## [WORK TO COMPLETE]
Pick out the lines below that include the string "data".
____ RECORDS FOR THIS EXERCISE
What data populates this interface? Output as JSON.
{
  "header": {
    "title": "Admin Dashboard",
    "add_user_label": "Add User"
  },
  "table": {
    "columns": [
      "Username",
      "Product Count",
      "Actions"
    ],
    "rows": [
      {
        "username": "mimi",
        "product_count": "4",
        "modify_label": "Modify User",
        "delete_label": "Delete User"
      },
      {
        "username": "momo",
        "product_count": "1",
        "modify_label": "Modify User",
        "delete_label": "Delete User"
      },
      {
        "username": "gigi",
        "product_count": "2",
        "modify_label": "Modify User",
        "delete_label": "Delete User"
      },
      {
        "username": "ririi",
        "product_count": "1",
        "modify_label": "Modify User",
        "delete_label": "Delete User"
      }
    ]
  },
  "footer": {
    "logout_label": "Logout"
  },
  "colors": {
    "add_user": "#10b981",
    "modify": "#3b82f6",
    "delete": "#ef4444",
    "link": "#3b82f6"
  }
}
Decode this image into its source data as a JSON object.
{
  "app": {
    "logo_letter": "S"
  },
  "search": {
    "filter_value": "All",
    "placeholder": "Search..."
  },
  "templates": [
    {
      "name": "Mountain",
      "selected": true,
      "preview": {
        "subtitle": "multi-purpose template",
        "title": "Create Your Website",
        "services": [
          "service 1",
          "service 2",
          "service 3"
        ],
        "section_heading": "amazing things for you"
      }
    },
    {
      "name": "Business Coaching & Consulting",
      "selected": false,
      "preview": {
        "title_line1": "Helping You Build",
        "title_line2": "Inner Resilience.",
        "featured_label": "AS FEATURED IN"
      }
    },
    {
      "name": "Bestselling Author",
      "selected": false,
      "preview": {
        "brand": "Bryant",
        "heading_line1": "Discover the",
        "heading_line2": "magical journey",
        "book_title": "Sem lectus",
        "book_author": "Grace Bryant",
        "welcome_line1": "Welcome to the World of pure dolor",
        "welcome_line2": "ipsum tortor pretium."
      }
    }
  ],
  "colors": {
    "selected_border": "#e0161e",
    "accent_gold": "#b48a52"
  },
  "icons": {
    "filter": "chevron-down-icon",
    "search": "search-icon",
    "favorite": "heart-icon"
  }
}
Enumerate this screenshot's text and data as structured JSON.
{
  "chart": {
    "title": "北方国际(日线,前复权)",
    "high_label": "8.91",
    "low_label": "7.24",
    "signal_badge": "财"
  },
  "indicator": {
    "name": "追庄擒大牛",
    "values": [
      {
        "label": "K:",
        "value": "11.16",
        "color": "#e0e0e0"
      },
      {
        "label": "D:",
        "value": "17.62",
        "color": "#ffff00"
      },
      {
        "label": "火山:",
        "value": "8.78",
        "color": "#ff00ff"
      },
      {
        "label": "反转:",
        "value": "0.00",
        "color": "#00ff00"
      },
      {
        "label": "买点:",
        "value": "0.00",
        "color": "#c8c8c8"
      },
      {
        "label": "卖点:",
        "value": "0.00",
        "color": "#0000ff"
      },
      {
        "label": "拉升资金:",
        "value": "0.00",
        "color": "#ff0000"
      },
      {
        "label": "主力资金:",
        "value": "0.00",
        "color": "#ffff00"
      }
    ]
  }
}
________
____ RECORDS FOR THIS EXERCISE
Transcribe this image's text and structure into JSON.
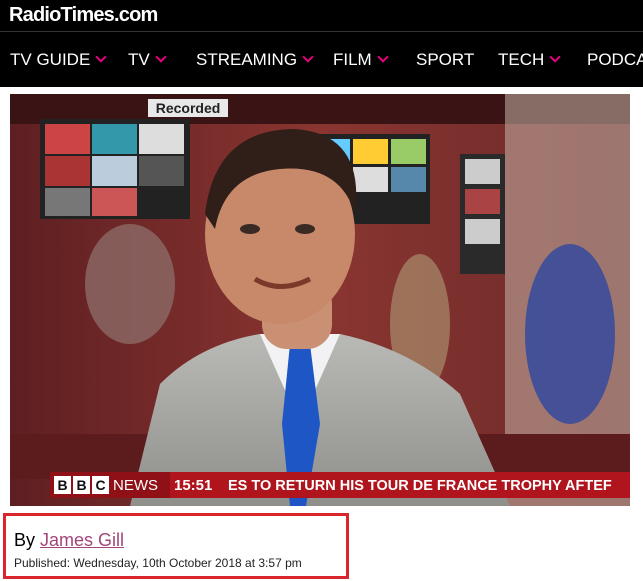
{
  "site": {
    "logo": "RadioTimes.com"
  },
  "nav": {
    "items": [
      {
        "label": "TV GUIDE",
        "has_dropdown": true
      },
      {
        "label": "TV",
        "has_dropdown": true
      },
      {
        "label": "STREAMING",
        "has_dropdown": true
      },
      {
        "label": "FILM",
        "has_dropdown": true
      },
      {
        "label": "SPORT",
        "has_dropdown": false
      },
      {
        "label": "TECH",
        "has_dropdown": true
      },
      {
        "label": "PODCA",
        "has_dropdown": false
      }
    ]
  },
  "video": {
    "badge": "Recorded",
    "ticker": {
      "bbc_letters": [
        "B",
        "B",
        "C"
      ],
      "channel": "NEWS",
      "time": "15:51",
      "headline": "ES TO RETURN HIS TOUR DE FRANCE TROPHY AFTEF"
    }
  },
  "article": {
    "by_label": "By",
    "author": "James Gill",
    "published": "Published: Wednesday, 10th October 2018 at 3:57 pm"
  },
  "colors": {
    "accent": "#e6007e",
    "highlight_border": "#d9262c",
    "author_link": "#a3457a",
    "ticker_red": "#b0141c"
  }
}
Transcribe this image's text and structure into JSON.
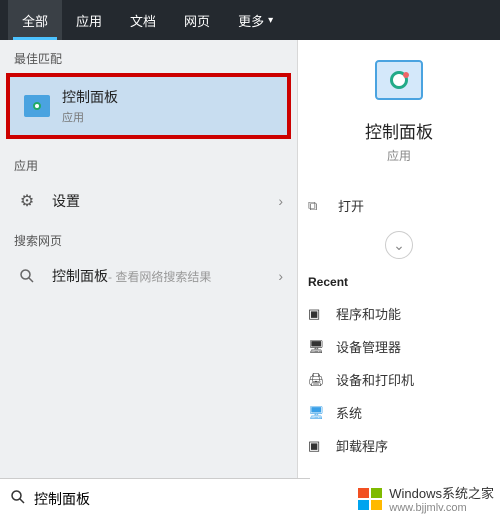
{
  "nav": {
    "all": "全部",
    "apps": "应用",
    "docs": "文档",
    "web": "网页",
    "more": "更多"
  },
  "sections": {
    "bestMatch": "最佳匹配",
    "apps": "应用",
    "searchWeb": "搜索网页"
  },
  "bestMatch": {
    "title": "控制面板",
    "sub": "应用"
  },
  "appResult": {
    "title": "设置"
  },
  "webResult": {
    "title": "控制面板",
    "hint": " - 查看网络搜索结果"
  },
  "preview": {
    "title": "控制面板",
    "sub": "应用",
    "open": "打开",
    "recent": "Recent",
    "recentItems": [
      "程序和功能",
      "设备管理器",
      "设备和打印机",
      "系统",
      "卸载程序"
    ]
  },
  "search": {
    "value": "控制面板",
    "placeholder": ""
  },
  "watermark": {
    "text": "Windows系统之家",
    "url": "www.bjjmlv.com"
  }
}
________
____ RECORDS FOR THIS EXERCISE
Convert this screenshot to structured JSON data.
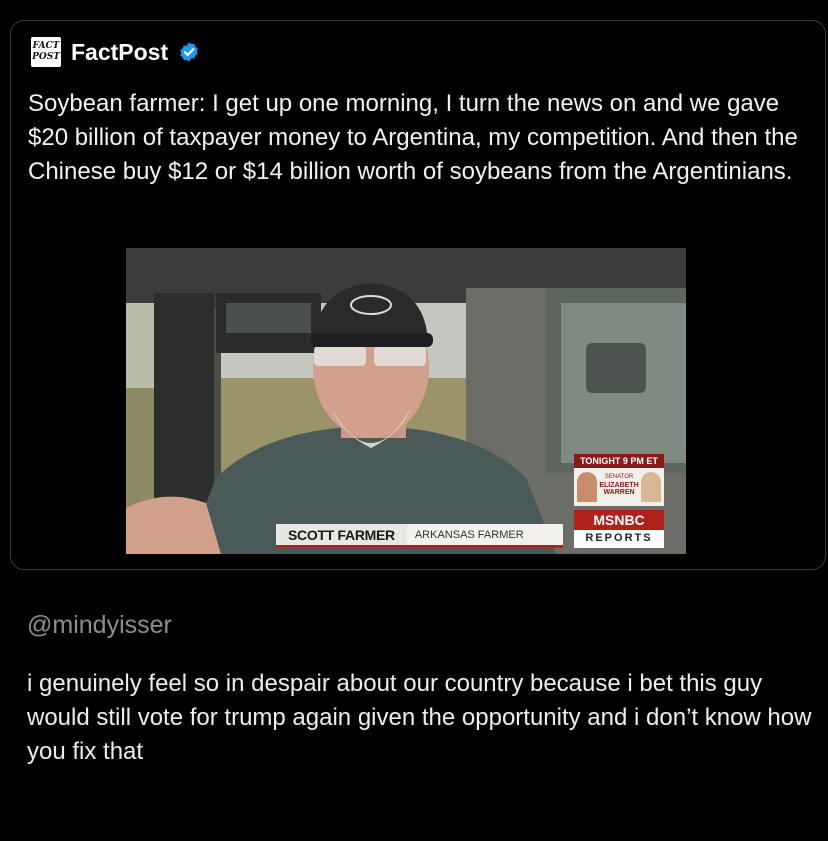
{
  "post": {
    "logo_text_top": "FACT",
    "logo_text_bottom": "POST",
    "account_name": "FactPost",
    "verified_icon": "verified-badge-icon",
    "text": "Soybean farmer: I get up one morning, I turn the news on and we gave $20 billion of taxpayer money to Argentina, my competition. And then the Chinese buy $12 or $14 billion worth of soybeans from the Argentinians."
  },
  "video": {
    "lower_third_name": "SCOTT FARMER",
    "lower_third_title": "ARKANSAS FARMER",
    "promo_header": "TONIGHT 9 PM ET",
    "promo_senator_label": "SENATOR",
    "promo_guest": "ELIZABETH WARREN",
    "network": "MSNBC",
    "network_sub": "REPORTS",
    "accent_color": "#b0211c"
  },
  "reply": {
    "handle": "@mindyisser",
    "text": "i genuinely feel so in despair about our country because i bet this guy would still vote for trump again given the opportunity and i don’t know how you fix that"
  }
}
________
## [RESPONSE BELOW]
What data populates this interface? Output as JSON.
Decode this image into its source data as a JSON object.
Enumerate this screenshot's text and data as structured JSON.
Convert this screenshot to structured JSON data.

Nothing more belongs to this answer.